Short task ▸ Count how many lines below include the string "JSON", and give that number without anything else.

Source data
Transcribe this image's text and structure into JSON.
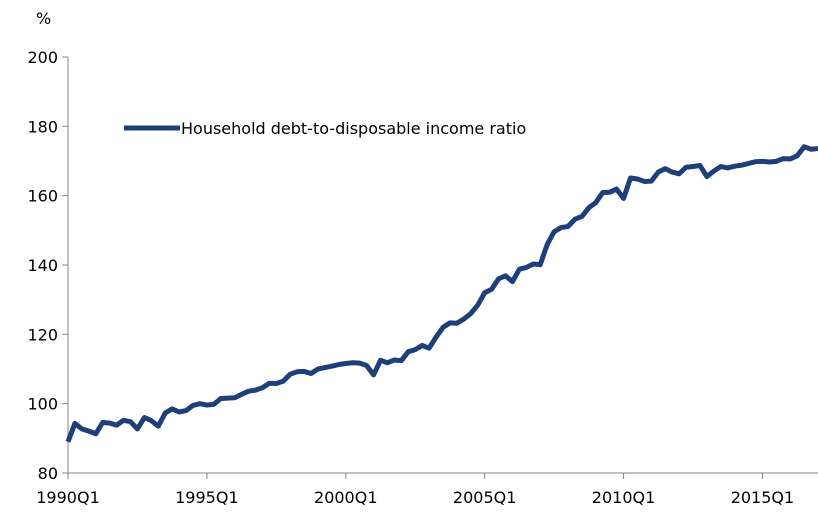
{
  "chart_data": {
    "type": "line",
    "title": "",
    "xlabel": "",
    "ylabel": "%",
    "ylim": [
      80,
      200
    ],
    "yticks": [
      80,
      100,
      120,
      140,
      160,
      180,
      200
    ],
    "x_tick_labels": [
      "1990Q1",
      "1995Q1",
      "2000Q1",
      "2005Q1",
      "2010Q1",
      "2015Q1"
    ],
    "x_tick_years": [
      1990,
      1995,
      2000,
      2005,
      2010,
      2015
    ],
    "xlim": [
      1990.0,
      2017.0
    ],
    "grid": false,
    "legend_placement": "top-left",
    "series": [
      {
        "name": "Household debt-to-disposable income ratio",
        "color": "#1f3f7a",
        "x": [
          1990.0,
          1990.25,
          1990.5,
          1990.75,
          1991.0,
          1991.25,
          1991.5,
          1991.75,
          1992.0,
          1992.25,
          1992.5,
          1992.75,
          1993.0,
          1993.25,
          1993.5,
          1993.75,
          1994.0,
          1994.25,
          1994.5,
          1994.75,
          1995.0,
          1995.25,
          1995.5,
          1995.75,
          1996.0,
          1996.25,
          1996.5,
          1996.75,
          1997.0,
          1997.25,
          1997.5,
          1997.75,
          1998.0,
          1998.25,
          1998.5,
          1998.75,
          1999.0,
          1999.25,
          1999.5,
          1999.75,
          2000.0,
          2000.25,
          2000.5,
          2000.75,
          2001.0,
          2001.25,
          2001.5,
          2001.75,
          2002.0,
          2002.25,
          2002.5,
          2002.75,
          2003.0,
          2003.25,
          2003.5,
          2003.75,
          2004.0,
          2004.25,
          2004.5,
          2004.75,
          2005.0,
          2005.25,
          2005.5,
          2005.75,
          2006.0,
          2006.25,
          2006.5,
          2006.75,
          2007.0,
          2007.25,
          2007.5,
          2007.75,
          2008.0,
          2008.25,
          2008.5,
          2008.75,
          2009.0,
          2009.25,
          2009.5,
          2009.75,
          2010.0,
          2010.25,
          2010.5,
          2010.75,
          2011.0,
          2011.25,
          2011.5,
          2011.75,
          2012.0,
          2012.25,
          2012.5,
          2012.75,
          2013.0,
          2013.25,
          2013.5,
          2013.75,
          2014.0,
          2014.25,
          2014.5,
          2014.75,
          2015.0,
          2015.25,
          2015.5,
          2015.75,
          2016.0,
          2016.25,
          2016.5,
          2016.75,
          2017.0
        ],
        "y": [
          89.0,
          94.3,
          92.7,
          92.1,
          91.3,
          94.6,
          94.4,
          93.8,
          95.2,
          94.8,
          92.7,
          96.0,
          95.1,
          93.5,
          97.3,
          98.5,
          97.6,
          98.0,
          99.5,
          100.0,
          99.6,
          99.8,
          101.5,
          101.6,
          101.7,
          102.7,
          103.6,
          103.9,
          104.6,
          105.9,
          105.8,
          106.5,
          108.5,
          109.2,
          109.3,
          108.7,
          110.0,
          110.4,
          110.8,
          111.3,
          111.6,
          111.8,
          111.7,
          111.0,
          108.3,
          112.5,
          111.8,
          112.6,
          112.4,
          115.0,
          115.6,
          116.8,
          116.0,
          119.2,
          122.0,
          123.3,
          123.2,
          124.4,
          126.0,
          128.4,
          132.0,
          133.0,
          136.0,
          136.9,
          135.2,
          138.8,
          139.3,
          140.3,
          140.1,
          145.9,
          149.6,
          150.8,
          151.1,
          153.2,
          154.0,
          156.5,
          158.0,
          160.9,
          161.0,
          161.9,
          159.2,
          165.1,
          164.8,
          164.1,
          164.2,
          166.8,
          167.8,
          166.8,
          166.3,
          168.2,
          168.4,
          168.7,
          165.5,
          167.1,
          168.4,
          168.0,
          168.5,
          168.8,
          169.3,
          169.8,
          169.9,
          169.7,
          169.9,
          170.7,
          170.6,
          171.5,
          174.1,
          173.4,
          173.6
        ]
      }
    ]
  }
}
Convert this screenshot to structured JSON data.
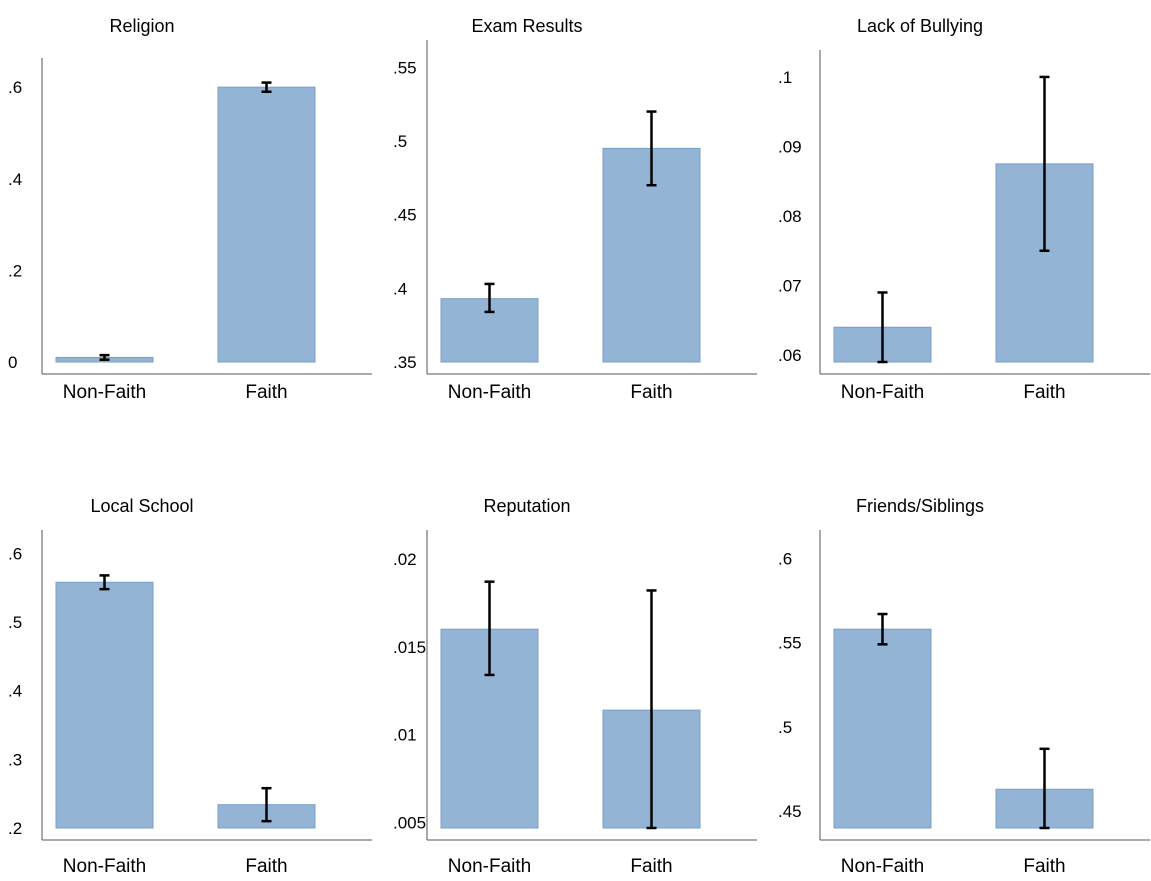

Full solution ▸ 2